• **Text passage**:

— BEGIN —

Stannis’ Campaign in the North

“And the more we bleed each other, the weaker we shall all be when the real enemy falls upon us.” (ASOS, Jon XI)

Stannis Baratheon was the one king who answered the call of the Night’s Watch. His defeat of the Free Folk outside of the gates of Castle Black ensured that Westeros was not invaded by a hostile force of Wildlings under the command of Mance Rayder. But while Stannis’ victory ensured that the Wall would be secure from Wildling incursion, the Others were coming. Stannis could not hope to defend the realm with his small army alone. He needed the North.

And so, Stannis sent ravens to the major houses of the North in hopes of securing fealty in the short-term and support against the Others in the long-term. But there were two major problems. The first was the Ironborn were still in the North. Having invaded while much of the Northerners’ military strength was south of the Neck, they still occupied many key castles and towns in the North. They would need to be expelled or co-opted.

The second problem was that Roose Bolton had been elevated to the position of Warden of the North by the Iron Throne and the Lannisters, the same Lannisters who previously decreed that Stannis was a traitor. This placed Stannis Baratheon and Roose Bolton on a collision course. As Warden of the North and a Lannister ally, Roose Bolton would fight against Stannis. Stannis needed to deal with the Boltons first before he could begin preparing for the invasion by the Others.

— END —

• **Requirement A**:
Locate every line in the rows that contains the string "Corpo" with matching capitalization, and copy each of those lines in full.
The passage on Stannis' northern campaign and the rows below it are unrelated to each other.

• **Items**:
— BEGIN —

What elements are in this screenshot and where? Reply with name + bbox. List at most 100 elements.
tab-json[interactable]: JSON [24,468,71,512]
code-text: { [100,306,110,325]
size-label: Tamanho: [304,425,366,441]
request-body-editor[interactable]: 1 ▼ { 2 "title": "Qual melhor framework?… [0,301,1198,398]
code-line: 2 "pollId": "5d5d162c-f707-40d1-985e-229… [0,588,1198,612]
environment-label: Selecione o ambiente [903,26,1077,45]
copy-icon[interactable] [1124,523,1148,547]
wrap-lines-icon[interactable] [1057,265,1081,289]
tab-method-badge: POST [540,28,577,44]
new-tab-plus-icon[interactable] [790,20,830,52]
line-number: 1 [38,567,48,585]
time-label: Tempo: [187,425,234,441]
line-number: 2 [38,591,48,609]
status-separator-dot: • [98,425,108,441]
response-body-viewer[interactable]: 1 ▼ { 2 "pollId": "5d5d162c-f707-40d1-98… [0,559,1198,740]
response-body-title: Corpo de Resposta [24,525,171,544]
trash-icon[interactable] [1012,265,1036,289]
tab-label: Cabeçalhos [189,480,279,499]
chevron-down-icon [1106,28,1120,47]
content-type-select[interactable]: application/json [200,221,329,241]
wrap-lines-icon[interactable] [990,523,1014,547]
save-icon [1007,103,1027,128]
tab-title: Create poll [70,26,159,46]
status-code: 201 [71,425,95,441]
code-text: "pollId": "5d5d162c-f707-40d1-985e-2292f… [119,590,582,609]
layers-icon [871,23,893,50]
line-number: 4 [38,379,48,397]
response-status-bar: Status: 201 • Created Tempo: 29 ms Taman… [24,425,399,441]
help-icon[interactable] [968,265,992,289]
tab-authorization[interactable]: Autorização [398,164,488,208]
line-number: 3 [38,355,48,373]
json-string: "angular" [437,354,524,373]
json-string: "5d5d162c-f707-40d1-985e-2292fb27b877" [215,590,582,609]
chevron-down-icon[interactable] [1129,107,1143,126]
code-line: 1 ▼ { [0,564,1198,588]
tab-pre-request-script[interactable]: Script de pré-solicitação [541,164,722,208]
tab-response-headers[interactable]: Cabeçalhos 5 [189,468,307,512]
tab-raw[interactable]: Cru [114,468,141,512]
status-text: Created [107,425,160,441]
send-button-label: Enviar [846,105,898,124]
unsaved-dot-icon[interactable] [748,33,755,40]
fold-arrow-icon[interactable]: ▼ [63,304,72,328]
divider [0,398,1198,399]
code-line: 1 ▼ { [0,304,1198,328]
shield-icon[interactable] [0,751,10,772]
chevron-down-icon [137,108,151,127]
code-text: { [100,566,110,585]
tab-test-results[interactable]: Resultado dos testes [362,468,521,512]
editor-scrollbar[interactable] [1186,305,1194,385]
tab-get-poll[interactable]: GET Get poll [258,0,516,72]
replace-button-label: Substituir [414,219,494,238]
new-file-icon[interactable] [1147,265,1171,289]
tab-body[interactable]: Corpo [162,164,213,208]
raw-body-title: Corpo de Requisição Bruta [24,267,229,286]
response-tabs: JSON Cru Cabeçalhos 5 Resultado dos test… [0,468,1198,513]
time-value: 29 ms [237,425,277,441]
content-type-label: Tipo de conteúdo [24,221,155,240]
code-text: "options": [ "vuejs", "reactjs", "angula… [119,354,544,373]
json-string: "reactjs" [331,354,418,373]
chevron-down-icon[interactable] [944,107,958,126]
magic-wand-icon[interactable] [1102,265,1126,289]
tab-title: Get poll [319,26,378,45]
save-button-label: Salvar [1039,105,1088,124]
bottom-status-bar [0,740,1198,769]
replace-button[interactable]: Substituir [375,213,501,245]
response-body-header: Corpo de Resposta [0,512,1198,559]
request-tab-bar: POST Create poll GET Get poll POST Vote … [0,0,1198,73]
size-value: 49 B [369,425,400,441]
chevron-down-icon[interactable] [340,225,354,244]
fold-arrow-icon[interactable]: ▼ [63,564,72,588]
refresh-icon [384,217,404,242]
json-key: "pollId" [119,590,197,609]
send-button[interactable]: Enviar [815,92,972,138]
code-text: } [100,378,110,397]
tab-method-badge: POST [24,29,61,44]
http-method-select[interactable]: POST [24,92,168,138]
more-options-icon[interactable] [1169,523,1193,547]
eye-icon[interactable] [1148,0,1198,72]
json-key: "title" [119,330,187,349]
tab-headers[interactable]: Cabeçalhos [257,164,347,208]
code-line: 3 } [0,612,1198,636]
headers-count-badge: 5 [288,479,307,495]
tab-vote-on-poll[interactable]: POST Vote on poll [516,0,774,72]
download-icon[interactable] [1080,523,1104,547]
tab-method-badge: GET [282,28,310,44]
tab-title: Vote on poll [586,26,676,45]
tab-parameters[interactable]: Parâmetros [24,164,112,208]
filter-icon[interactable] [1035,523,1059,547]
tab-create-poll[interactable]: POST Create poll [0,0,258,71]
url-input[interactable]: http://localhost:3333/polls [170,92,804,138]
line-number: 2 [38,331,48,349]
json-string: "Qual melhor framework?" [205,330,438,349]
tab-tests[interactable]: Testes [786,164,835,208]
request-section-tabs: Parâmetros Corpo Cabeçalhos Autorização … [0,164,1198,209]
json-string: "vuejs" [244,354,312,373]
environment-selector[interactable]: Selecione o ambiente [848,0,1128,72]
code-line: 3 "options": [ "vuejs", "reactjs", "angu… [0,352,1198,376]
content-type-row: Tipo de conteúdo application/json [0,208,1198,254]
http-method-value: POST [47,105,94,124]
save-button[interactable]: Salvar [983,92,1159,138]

— END —

• **Requirement B**:
Transcribe the entire passage on Stannis' campaign in the North word for word.

• **Answer A**:
response-body-title: Corpo de Resposta [24,525,171,544]
tab-body[interactable]: Corpo [162,164,213,208]
raw-body-title: Corpo de Requisição Bruta [24,267,229,286]
response-body-header: Corpo de Resposta [0,512,1198,559]
request-section-tabs: Parâmetros Corpo Cabeçalhos Autorização … [0,164,1198,209]

• **Answer B**:
Stannis’ Campaign in the North

“And the more we bleed each other, the weaker we shall all be when the real enemy falls upon us.” (ASOS, Jon XI)

Stannis Baratheon was the one king who answered the call of the Night’s Watch. His defeat of the Free Folk outside of the gates of Castle Black ensured that Westeros was not invaded by a hostile force of Wildlings under the command of Mance Rayder. But while Stannis’ victory ensured that the Wall would be secure from Wildling incursion, the Others were coming. Stannis could not hope to defend the realm with his small army alone. He needed the North.

And so, Stannis sent ravens to the major houses of the North in hopes of securing fealty in the short-term and support against the Others in the long-term. But there were two major problems. The first was the Ironborn were still in the North. Having invaded while much of the Northerners’ military strength was south of the Neck, they still occupied many key castles and towns in the North. They would need to be expelled or co-opted.

The second problem was that Roose Bolton had been elevated to the position of Warden of the North by the Iron Throne and the Lannisters, the same Lannisters who previously decreed that Stannis was a traitor. This placed Stannis Baratheon and Roose Bolton on a collision course. As Warden of the North and a Lannister ally, Roose Bolton would fight against Stannis. Stannis needed to deal with the Boltons first before he could begin preparing for the invasion by the Others.